**Problem details**
What lines of the data include the string "types"? Copy them all.

* begin Provided material *

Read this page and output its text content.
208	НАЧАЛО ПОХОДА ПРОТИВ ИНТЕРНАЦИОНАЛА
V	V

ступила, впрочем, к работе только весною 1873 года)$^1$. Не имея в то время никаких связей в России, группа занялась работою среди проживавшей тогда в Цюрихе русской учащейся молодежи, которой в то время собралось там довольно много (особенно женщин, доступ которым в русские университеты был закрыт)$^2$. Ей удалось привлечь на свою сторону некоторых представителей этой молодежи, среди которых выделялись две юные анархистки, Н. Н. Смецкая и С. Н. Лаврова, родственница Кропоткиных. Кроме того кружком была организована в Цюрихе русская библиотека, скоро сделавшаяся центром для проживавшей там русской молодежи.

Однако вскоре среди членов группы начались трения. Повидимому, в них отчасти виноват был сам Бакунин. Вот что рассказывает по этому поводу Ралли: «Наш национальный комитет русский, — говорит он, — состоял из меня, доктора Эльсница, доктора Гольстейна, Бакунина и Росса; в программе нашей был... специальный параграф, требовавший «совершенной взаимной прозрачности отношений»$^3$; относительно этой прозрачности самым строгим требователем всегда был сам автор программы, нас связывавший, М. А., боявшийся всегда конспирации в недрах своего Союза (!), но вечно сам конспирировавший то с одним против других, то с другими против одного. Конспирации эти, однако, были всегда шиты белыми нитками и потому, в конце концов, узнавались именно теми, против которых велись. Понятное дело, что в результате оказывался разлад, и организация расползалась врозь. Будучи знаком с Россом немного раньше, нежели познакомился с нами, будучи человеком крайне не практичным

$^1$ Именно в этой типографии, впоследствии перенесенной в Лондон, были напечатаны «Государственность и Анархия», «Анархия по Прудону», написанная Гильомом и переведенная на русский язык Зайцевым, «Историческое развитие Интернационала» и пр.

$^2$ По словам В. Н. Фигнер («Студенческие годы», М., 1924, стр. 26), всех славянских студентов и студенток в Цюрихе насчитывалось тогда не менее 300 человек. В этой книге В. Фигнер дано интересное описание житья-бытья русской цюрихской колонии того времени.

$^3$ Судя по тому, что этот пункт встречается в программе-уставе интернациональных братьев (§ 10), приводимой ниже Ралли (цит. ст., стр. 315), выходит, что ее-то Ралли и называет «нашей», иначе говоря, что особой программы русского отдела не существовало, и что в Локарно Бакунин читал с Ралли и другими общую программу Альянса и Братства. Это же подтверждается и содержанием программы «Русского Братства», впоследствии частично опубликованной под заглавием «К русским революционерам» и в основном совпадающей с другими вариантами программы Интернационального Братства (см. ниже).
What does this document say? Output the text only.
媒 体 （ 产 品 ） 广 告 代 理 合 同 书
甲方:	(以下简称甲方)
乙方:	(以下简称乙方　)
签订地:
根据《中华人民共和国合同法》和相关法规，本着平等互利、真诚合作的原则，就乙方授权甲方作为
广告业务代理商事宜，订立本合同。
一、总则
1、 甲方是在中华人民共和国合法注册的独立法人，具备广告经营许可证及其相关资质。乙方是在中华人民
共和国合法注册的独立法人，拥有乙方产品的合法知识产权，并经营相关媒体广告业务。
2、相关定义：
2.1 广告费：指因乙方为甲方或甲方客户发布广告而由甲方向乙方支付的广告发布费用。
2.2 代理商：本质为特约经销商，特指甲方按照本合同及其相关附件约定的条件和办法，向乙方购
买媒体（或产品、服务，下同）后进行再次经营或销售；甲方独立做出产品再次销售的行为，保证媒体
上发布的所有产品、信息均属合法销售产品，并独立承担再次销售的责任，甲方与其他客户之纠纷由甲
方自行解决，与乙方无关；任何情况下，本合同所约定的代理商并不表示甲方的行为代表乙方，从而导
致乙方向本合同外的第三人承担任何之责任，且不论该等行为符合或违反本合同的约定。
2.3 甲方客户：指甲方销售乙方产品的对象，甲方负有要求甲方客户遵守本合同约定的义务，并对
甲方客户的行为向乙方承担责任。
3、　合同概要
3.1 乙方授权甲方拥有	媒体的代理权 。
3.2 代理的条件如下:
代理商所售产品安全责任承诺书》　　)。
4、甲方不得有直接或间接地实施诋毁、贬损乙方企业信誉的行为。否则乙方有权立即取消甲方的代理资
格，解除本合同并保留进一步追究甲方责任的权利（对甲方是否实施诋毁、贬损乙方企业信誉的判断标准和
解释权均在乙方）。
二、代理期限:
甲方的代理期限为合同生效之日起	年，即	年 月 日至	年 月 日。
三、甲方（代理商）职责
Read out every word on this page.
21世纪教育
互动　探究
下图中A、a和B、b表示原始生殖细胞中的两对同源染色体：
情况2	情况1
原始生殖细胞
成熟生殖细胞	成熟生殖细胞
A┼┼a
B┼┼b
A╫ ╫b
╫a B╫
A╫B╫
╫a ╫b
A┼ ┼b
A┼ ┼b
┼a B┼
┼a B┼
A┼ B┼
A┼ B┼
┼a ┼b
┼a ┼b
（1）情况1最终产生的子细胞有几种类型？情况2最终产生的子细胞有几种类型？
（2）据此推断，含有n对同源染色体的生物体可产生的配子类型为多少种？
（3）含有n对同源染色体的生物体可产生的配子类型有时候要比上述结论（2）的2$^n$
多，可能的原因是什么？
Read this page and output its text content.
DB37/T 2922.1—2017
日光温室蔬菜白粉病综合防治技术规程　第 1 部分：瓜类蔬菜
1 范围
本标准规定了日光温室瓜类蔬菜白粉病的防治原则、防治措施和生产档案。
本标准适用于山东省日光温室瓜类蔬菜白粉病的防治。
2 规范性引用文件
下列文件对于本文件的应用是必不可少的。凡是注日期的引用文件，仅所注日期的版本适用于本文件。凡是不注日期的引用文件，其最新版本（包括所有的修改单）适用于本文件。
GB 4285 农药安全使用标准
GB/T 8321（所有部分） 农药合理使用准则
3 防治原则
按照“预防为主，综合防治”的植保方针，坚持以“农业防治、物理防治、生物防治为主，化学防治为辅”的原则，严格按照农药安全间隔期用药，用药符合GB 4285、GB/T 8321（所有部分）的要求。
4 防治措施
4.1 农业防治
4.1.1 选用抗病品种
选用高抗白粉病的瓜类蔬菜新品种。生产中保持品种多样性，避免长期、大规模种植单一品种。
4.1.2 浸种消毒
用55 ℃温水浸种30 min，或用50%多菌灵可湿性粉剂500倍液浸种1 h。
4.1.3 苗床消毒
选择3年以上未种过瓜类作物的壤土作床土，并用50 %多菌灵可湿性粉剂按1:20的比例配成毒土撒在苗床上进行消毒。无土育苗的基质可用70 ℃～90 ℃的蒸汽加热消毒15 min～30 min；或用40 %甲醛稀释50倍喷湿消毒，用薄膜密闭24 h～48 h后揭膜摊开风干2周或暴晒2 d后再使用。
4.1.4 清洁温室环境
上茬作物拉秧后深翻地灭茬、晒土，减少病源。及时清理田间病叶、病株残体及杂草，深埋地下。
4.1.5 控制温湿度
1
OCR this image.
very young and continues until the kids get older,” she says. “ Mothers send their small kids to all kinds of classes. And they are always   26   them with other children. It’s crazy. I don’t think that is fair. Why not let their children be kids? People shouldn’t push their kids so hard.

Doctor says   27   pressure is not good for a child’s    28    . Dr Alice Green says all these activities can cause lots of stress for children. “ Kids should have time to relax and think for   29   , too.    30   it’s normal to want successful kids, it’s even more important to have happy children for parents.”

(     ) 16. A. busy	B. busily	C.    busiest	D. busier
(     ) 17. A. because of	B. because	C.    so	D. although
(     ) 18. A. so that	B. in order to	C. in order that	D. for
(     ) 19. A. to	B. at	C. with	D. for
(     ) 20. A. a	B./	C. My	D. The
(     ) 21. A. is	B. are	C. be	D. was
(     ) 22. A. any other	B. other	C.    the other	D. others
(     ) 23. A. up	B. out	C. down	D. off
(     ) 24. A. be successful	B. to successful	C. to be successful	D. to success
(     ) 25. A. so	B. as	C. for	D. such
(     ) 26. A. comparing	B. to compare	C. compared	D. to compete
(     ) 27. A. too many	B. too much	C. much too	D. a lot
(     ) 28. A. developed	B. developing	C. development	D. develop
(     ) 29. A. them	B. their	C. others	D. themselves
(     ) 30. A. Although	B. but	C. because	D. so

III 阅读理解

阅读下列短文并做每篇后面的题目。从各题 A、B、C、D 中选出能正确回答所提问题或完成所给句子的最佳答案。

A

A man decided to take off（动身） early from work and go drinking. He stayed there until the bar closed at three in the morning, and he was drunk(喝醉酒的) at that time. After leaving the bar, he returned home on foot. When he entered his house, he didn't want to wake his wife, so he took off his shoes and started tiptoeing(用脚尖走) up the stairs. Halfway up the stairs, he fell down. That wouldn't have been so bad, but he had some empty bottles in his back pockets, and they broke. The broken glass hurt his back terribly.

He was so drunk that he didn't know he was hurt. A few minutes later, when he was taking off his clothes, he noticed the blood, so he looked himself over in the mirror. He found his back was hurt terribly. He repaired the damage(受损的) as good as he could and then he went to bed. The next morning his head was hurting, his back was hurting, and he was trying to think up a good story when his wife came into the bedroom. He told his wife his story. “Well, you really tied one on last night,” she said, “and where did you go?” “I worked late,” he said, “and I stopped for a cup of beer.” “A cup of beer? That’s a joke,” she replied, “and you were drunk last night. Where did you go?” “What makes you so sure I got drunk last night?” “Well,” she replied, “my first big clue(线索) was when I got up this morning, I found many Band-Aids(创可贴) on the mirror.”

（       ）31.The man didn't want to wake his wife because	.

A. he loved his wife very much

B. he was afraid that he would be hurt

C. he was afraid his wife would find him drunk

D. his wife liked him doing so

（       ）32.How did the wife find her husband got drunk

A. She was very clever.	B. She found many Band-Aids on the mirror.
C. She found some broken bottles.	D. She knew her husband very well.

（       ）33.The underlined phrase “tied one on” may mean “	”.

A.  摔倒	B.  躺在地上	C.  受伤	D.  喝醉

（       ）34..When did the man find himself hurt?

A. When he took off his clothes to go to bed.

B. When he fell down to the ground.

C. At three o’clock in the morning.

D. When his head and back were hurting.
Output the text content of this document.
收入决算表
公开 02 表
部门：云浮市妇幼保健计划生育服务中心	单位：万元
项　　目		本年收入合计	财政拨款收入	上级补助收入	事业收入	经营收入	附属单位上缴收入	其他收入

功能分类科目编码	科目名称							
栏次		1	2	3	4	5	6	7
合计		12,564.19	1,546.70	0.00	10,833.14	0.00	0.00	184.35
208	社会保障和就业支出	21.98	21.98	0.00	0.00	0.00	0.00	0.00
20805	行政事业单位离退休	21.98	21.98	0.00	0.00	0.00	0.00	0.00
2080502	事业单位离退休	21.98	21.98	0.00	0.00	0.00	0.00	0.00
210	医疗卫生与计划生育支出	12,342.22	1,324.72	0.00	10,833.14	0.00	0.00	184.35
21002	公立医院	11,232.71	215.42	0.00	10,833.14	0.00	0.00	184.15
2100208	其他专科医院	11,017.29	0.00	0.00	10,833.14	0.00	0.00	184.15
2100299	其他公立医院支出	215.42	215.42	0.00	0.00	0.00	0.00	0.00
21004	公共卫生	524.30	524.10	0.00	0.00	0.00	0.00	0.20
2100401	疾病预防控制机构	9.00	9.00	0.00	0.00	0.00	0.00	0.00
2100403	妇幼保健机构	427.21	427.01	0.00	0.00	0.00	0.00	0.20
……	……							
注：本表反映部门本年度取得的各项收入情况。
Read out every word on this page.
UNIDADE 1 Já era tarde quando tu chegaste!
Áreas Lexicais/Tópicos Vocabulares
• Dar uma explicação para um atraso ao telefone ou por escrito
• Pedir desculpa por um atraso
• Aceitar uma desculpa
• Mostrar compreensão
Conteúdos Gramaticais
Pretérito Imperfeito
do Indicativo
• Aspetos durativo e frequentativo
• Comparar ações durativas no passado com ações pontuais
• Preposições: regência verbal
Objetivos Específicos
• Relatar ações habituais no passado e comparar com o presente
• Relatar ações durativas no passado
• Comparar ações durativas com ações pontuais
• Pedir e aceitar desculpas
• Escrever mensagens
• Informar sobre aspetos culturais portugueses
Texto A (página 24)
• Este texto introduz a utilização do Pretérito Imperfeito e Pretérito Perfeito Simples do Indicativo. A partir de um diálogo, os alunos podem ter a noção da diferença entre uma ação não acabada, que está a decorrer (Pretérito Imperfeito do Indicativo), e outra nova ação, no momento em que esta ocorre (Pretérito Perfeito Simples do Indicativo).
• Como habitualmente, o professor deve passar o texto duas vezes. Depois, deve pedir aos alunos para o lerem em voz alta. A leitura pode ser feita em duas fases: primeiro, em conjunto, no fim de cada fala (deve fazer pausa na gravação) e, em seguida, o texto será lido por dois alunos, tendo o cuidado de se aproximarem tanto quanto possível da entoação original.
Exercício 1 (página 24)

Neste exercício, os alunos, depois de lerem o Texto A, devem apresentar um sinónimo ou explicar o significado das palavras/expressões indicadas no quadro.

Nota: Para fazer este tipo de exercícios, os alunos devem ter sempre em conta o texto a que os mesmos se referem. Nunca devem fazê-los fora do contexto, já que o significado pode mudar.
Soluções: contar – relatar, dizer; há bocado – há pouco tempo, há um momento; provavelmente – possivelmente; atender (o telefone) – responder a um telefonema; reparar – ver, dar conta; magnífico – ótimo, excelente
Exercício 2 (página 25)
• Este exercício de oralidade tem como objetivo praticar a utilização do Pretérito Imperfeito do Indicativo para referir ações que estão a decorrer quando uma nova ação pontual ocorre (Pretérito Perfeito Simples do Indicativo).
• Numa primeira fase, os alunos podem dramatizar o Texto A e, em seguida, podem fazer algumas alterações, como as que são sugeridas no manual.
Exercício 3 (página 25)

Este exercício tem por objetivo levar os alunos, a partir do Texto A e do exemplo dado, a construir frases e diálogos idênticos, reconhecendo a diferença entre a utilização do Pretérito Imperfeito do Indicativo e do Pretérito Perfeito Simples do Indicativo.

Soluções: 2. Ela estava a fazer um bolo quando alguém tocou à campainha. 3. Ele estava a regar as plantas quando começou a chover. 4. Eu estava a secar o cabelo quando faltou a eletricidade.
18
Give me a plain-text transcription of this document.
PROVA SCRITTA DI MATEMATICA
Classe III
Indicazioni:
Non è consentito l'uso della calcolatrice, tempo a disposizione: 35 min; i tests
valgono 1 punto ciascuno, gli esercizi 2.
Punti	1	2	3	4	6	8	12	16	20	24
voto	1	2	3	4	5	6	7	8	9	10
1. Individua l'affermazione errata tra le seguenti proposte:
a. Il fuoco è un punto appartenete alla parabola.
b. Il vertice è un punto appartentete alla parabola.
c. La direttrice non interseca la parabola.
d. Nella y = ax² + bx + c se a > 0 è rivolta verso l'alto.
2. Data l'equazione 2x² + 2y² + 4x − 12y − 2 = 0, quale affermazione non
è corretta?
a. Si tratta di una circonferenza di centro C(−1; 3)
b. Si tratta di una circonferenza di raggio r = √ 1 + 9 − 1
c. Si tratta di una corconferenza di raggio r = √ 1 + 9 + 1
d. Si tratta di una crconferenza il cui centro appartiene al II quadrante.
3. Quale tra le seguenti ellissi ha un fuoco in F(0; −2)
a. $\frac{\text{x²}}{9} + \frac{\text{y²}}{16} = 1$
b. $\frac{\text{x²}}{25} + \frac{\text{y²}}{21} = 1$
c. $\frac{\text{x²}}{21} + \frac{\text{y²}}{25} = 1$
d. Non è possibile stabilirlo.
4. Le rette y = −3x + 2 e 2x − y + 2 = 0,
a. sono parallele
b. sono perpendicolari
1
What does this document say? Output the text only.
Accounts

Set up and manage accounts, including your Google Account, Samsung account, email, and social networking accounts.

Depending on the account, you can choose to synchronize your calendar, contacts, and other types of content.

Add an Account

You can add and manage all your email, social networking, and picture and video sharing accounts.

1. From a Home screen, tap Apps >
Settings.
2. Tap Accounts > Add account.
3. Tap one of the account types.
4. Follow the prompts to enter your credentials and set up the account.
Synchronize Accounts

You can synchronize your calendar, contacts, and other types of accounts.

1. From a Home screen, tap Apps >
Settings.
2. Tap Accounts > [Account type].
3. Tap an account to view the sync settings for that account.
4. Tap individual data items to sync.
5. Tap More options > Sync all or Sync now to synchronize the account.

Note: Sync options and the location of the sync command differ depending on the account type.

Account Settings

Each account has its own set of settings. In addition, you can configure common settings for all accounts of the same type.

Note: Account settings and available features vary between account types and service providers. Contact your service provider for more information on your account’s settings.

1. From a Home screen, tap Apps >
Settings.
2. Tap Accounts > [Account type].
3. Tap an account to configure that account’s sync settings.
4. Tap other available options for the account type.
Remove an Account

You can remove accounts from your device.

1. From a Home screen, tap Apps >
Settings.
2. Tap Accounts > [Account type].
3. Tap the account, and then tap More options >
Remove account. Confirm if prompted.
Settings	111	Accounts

* end Provided material *

**Result for this exercise**
Depending on the account, you can choose to synchronize your calendar, contacts, and other types of content.
3. Tap one of the account types.
You can synchronize your calendar, contacts, and other types of accounts.
Note: Account settings and available features vary between account types and service providers. Contact your service provider for more information on your account’s settings.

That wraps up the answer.